### WHAT TO PRODUCE
Each line of the material below that holds the word "name" needs to be copied.

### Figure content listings
==========
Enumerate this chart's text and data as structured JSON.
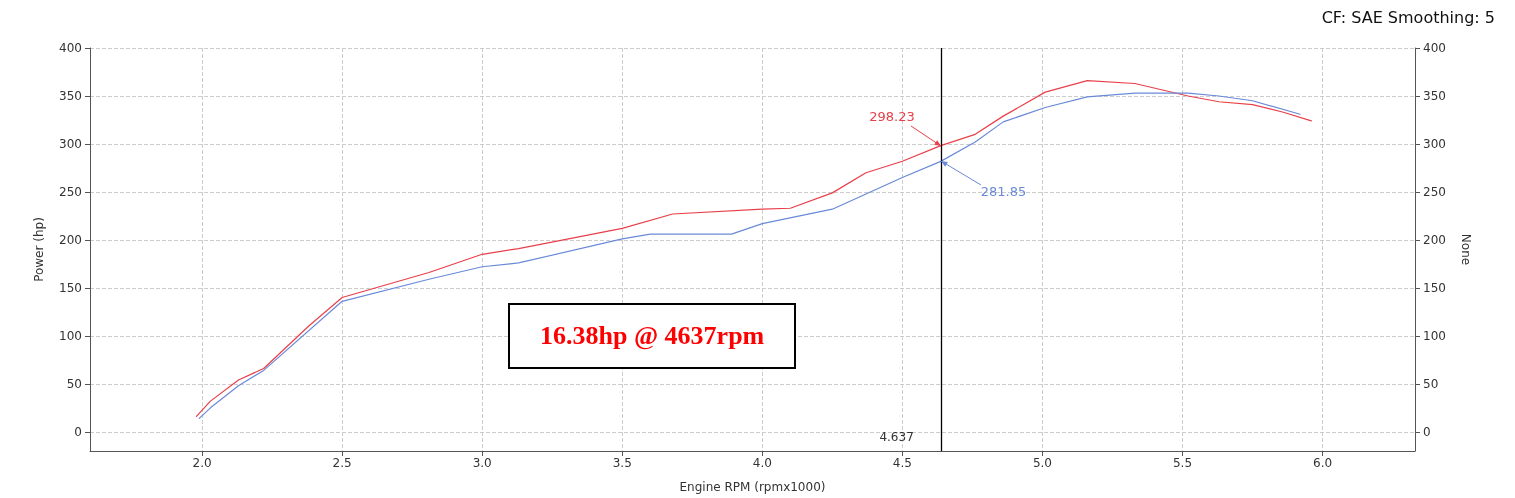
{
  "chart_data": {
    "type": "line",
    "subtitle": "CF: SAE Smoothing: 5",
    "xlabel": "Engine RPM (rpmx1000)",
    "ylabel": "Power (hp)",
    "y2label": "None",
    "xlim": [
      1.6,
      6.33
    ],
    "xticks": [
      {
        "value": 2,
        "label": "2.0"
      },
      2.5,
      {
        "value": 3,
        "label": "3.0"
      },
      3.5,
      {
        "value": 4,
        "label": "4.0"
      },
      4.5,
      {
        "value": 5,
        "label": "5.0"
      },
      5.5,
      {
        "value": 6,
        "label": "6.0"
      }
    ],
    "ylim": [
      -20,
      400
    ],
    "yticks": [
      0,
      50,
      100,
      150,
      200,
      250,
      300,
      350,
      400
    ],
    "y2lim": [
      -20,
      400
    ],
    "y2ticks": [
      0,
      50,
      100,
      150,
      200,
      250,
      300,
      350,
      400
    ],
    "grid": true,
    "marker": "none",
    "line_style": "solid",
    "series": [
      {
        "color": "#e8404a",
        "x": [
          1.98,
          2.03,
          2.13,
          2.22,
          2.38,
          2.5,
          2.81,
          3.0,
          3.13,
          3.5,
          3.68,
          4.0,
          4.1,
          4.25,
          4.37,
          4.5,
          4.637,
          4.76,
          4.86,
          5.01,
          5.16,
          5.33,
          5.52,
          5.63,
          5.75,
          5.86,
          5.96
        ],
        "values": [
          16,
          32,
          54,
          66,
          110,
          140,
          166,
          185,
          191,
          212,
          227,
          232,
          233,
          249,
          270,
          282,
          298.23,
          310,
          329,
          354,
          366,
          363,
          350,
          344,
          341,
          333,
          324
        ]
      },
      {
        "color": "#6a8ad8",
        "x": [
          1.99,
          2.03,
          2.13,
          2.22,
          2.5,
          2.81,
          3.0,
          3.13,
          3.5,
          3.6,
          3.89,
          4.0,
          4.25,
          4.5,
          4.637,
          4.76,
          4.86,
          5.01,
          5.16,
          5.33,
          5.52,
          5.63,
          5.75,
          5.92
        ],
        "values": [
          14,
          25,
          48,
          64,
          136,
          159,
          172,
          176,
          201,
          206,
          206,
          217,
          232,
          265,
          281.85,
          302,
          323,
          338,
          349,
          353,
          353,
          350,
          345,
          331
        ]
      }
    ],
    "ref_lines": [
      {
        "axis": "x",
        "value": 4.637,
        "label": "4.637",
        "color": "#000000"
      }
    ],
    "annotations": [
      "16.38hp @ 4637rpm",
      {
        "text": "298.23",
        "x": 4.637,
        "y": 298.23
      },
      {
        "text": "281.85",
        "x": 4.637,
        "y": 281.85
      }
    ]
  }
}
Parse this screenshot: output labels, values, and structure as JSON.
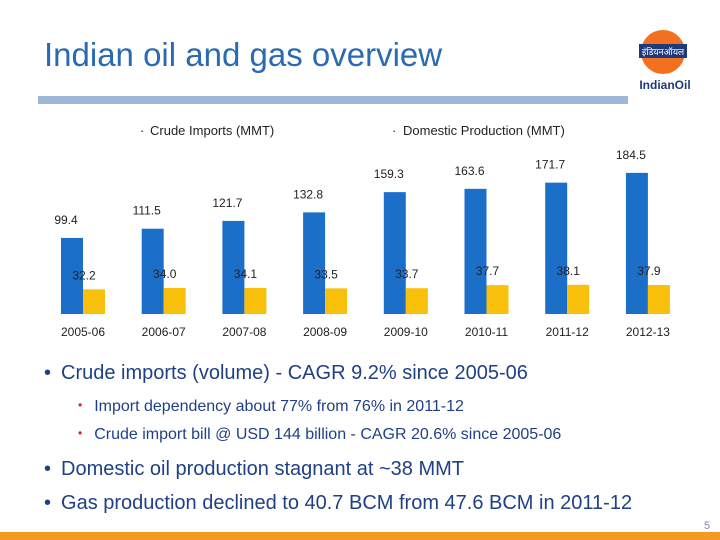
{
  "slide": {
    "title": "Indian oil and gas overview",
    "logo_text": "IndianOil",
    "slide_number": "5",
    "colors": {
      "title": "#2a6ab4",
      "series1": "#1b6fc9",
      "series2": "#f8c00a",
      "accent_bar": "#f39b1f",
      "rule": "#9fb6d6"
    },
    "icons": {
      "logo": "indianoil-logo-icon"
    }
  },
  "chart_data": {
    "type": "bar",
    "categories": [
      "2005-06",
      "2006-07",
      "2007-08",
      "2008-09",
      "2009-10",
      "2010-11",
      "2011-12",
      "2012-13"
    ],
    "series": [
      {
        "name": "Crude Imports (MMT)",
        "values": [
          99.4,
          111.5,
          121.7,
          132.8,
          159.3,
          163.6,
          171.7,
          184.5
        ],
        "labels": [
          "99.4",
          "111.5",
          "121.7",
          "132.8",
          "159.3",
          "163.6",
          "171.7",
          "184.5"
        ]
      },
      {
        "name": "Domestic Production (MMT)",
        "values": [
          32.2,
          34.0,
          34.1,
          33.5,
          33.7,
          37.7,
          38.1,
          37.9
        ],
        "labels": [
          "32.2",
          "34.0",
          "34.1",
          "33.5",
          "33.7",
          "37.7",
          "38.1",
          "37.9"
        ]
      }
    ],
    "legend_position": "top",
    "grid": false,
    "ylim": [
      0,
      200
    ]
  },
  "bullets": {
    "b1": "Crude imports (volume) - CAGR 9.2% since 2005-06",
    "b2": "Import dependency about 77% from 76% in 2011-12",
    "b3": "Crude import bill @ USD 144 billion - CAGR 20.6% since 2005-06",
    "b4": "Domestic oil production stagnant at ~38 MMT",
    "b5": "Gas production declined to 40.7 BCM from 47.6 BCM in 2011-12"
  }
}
==========
### ANSWER BELOW
        "name": "Crude Imports (MMT)",
        "name": "Domestic Production (MMT)",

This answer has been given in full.